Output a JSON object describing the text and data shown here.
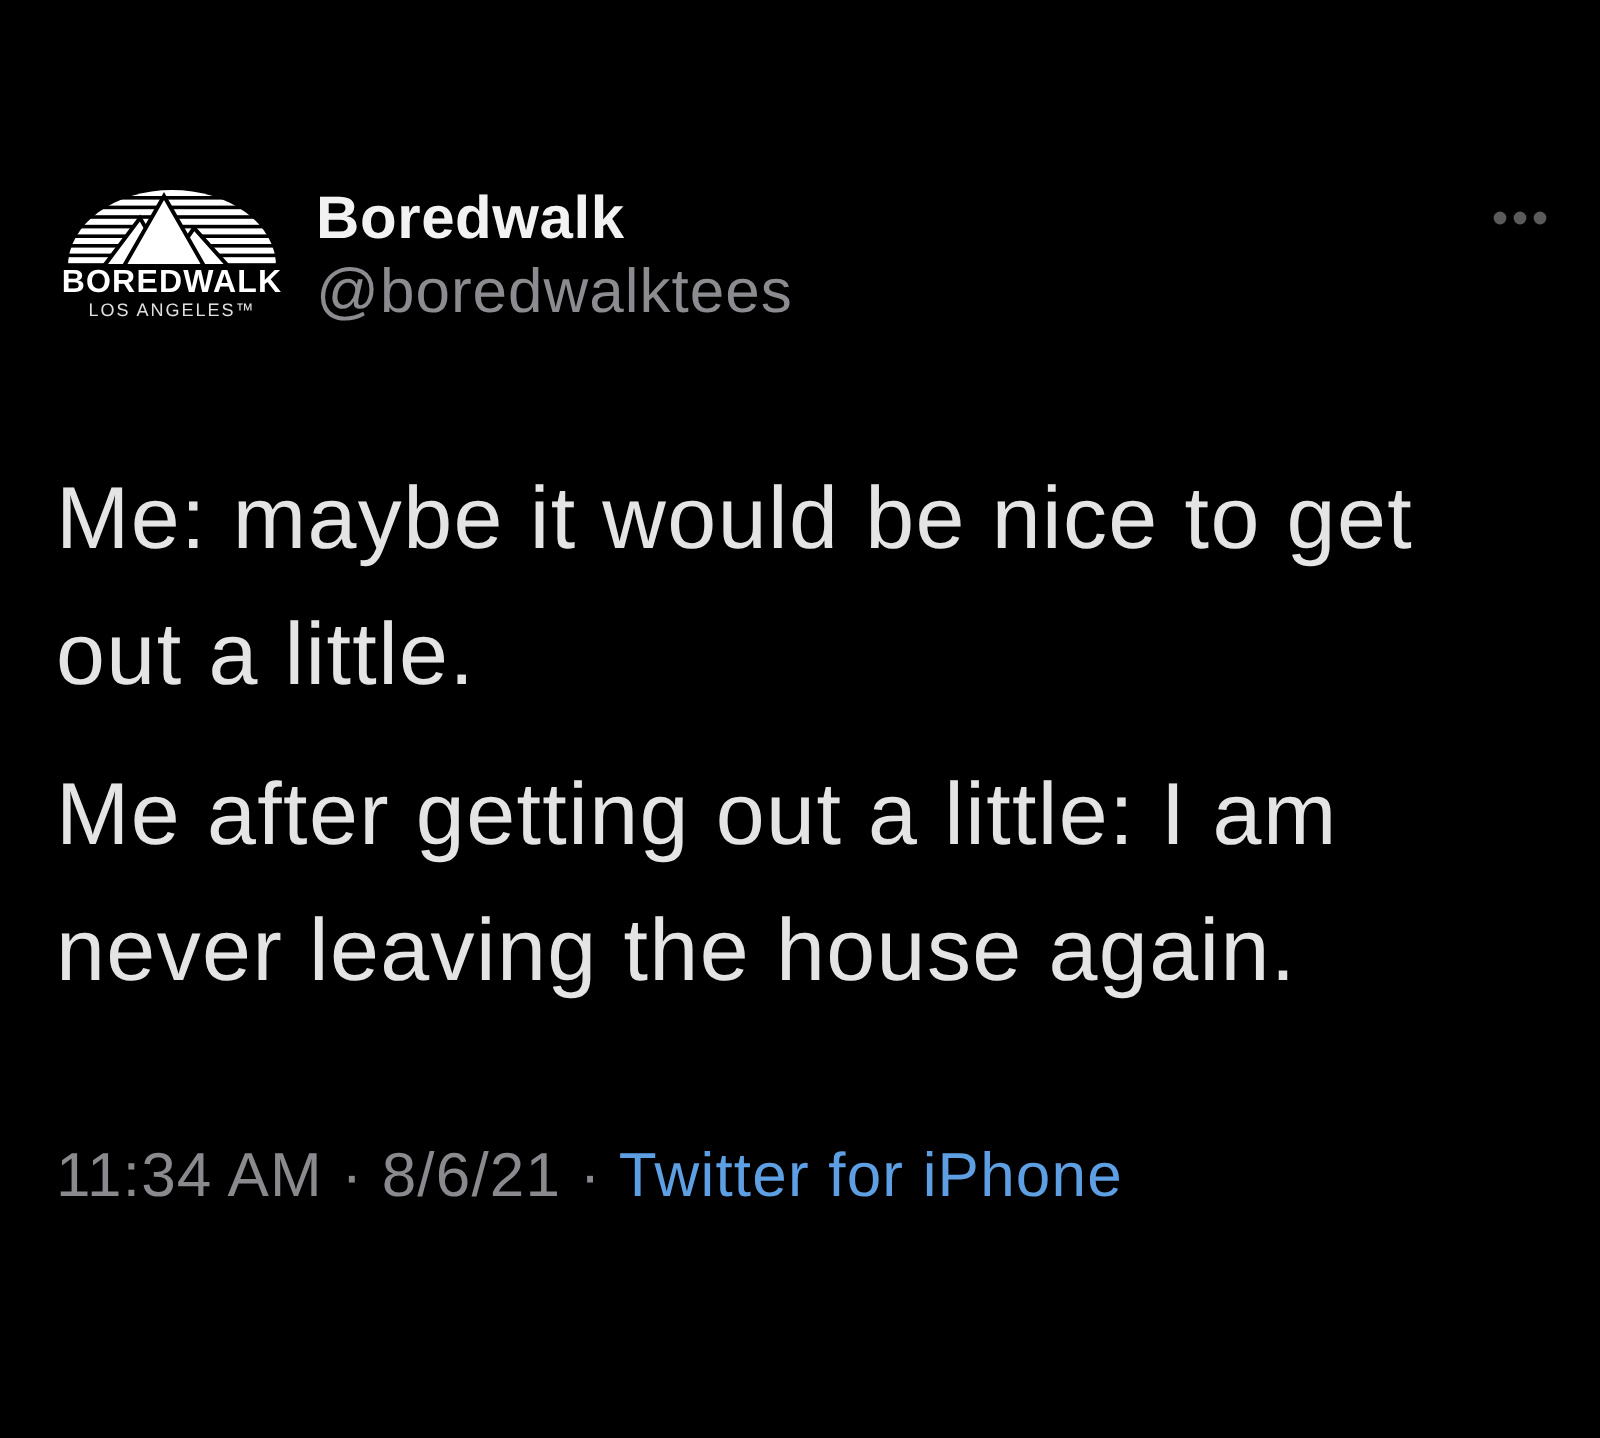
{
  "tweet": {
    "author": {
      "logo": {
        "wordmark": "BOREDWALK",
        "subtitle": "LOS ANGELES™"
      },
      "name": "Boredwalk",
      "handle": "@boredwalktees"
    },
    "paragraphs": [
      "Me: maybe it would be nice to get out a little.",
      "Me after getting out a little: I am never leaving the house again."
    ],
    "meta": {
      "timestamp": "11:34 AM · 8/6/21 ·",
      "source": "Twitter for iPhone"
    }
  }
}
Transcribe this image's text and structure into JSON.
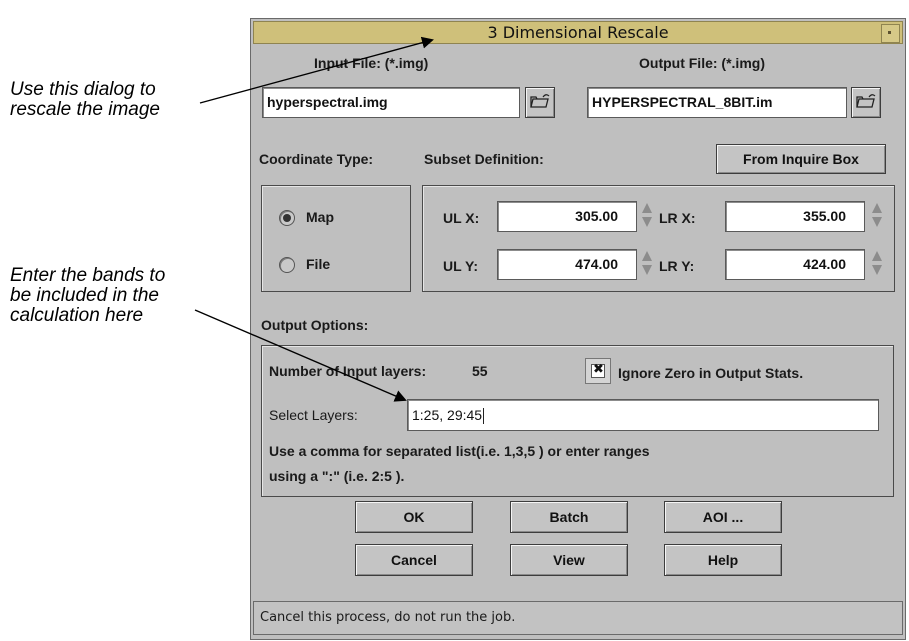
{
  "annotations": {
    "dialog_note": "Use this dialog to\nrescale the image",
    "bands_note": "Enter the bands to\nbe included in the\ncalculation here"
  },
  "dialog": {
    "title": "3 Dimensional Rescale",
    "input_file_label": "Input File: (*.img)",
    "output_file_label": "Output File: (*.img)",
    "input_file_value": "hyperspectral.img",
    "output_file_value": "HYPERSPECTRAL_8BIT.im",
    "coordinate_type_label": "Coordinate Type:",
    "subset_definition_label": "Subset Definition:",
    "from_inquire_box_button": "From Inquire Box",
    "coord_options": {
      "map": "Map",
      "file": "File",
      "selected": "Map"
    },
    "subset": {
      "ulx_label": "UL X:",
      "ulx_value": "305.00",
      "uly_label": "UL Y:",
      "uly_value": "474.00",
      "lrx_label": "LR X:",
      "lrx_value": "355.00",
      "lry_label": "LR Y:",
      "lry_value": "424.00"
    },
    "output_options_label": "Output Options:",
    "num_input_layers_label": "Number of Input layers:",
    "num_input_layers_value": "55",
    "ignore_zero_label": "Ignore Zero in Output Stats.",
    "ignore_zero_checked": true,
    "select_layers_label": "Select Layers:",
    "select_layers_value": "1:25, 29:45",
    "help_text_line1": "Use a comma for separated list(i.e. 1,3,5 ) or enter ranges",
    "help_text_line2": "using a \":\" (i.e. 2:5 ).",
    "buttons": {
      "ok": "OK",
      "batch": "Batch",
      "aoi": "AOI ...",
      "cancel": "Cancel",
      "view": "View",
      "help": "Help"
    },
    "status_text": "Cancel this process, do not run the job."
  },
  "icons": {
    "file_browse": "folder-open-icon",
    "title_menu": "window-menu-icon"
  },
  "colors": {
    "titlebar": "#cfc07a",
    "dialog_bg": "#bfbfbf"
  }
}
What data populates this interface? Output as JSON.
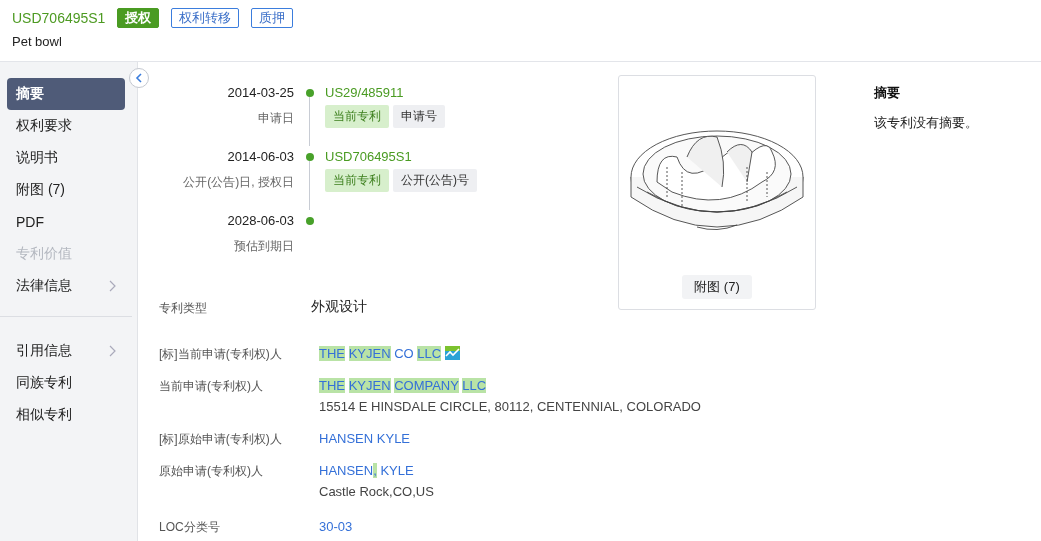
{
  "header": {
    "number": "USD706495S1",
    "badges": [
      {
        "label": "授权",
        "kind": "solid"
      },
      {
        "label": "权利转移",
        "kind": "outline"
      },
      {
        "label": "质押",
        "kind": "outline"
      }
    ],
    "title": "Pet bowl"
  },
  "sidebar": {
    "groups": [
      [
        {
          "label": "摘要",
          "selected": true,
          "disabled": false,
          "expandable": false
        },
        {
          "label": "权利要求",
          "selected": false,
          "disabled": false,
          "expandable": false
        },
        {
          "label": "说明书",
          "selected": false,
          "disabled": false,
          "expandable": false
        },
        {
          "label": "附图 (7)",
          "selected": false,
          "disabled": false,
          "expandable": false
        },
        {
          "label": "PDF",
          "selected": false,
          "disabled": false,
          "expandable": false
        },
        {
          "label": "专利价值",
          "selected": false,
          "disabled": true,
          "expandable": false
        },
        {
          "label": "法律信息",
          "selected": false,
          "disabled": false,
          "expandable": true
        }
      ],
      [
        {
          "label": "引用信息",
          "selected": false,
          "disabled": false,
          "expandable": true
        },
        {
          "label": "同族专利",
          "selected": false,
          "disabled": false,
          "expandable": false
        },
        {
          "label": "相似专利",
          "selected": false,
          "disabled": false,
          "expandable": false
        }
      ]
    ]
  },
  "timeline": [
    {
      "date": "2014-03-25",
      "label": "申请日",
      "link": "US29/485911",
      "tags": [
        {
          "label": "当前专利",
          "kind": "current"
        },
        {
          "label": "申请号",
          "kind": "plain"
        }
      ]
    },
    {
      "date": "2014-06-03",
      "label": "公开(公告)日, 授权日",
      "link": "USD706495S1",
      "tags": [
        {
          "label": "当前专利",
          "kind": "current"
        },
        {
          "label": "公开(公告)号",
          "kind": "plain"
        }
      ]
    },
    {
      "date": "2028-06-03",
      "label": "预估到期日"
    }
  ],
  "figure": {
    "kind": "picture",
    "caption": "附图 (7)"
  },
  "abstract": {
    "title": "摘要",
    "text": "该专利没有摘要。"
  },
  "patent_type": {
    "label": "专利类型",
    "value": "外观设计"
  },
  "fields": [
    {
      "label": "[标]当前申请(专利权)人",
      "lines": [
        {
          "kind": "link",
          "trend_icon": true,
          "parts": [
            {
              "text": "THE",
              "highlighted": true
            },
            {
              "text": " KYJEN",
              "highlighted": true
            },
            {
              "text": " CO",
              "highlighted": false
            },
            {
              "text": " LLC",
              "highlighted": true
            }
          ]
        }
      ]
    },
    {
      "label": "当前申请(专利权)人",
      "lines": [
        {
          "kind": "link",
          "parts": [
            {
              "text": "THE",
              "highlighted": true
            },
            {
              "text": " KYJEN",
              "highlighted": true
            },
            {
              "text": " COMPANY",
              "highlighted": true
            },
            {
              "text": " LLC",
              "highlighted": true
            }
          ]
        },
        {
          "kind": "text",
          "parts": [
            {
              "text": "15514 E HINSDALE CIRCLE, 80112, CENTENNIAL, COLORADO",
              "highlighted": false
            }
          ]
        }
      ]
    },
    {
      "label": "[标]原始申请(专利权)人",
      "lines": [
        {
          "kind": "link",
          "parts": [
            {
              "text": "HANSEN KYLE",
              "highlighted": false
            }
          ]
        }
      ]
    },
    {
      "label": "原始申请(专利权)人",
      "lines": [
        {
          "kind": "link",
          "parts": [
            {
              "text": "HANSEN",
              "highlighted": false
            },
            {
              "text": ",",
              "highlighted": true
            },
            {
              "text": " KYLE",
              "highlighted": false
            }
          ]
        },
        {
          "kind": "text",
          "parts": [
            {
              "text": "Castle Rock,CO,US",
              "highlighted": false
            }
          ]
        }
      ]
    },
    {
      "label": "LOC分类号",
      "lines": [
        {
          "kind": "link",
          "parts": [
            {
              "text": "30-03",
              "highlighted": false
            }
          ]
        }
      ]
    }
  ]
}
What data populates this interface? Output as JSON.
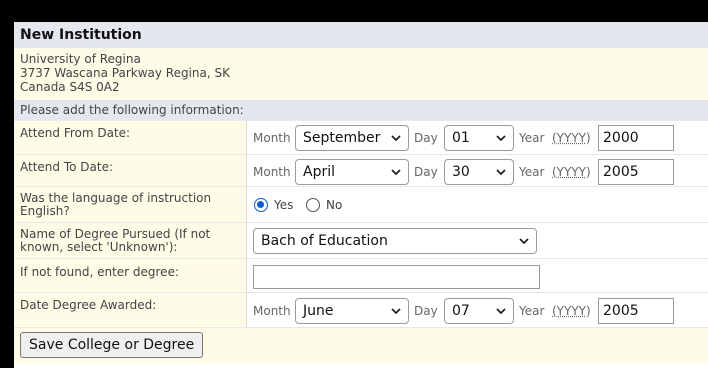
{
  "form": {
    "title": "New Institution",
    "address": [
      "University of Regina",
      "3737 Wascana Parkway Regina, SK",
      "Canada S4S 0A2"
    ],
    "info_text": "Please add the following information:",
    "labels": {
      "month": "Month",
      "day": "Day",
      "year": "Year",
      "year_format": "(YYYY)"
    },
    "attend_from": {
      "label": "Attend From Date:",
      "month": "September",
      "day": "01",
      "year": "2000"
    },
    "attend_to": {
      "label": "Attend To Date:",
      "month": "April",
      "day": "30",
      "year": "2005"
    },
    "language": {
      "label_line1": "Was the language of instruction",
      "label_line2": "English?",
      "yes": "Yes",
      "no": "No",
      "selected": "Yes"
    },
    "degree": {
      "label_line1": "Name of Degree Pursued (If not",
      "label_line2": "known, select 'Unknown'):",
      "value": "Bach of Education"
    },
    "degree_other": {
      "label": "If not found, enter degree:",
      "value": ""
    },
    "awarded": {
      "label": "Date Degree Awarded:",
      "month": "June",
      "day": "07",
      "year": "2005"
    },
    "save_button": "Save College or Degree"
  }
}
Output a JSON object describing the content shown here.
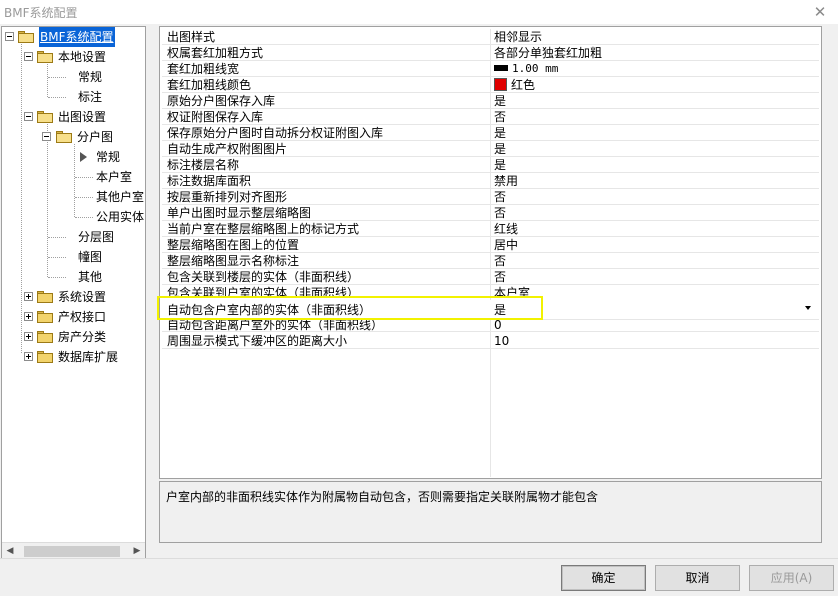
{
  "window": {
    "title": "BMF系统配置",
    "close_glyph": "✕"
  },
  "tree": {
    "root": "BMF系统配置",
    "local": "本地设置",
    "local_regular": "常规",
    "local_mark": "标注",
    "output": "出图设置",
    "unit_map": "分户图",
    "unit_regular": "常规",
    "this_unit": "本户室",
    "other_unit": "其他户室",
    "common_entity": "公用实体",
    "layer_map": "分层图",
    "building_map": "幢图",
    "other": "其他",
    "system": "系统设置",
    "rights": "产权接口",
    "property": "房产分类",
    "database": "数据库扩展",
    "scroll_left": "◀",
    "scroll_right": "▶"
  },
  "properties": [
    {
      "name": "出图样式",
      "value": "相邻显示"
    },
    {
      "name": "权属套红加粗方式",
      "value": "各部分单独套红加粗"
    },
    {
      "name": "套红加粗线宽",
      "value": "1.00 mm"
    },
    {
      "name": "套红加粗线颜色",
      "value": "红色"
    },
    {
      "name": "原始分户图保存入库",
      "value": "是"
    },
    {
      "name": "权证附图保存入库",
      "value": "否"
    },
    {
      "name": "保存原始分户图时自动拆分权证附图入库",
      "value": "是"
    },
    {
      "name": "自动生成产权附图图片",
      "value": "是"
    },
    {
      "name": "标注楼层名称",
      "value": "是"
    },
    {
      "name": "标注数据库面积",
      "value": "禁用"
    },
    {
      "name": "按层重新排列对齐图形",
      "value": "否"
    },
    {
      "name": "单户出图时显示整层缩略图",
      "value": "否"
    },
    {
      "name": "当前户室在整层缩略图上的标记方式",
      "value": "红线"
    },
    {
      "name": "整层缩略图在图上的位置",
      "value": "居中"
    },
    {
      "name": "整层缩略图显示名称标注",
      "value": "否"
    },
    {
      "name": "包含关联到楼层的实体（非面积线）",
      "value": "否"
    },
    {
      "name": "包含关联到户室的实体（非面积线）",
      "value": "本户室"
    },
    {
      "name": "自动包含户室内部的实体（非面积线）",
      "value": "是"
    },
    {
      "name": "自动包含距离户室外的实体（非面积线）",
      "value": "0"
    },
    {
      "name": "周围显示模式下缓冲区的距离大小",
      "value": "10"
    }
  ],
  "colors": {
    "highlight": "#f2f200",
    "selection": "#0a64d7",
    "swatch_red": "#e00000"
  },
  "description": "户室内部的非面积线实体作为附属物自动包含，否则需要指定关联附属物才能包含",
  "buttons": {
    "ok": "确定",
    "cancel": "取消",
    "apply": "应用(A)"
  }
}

## THE TASK
Identify every line holding the word "describing" and copy it out.

## TASK RESPONSE
Output a JSON object describing the text and data shown here.
Output a JSON object describing the content shown here.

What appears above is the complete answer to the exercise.